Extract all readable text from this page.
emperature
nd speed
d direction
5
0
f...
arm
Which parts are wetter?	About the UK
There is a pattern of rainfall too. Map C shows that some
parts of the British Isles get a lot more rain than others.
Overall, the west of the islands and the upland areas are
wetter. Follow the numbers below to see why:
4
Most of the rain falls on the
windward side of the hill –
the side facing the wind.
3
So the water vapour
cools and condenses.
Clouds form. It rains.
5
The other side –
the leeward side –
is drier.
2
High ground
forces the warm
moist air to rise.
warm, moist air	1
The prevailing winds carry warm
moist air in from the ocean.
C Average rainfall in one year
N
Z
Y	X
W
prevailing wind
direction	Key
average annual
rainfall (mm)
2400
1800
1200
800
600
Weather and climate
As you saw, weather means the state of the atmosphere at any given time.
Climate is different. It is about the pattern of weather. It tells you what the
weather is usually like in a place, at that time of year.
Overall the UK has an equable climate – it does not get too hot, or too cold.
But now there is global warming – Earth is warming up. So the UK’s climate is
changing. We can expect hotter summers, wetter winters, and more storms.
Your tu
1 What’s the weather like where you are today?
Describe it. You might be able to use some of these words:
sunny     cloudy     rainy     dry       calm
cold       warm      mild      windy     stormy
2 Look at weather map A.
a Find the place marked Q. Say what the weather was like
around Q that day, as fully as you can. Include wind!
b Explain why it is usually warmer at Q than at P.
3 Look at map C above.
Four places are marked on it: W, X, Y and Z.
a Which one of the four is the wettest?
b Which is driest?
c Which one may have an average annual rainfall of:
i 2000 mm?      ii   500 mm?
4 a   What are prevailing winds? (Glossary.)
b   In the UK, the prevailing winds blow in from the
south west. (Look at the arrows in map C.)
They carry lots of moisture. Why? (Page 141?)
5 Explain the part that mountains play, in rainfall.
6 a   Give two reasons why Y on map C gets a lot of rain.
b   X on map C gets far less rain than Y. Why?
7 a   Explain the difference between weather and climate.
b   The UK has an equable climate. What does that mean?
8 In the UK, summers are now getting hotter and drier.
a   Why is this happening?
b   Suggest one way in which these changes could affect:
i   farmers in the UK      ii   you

---------------

How many lines of the listing include the string "Explain"? Answer with the number alone.

3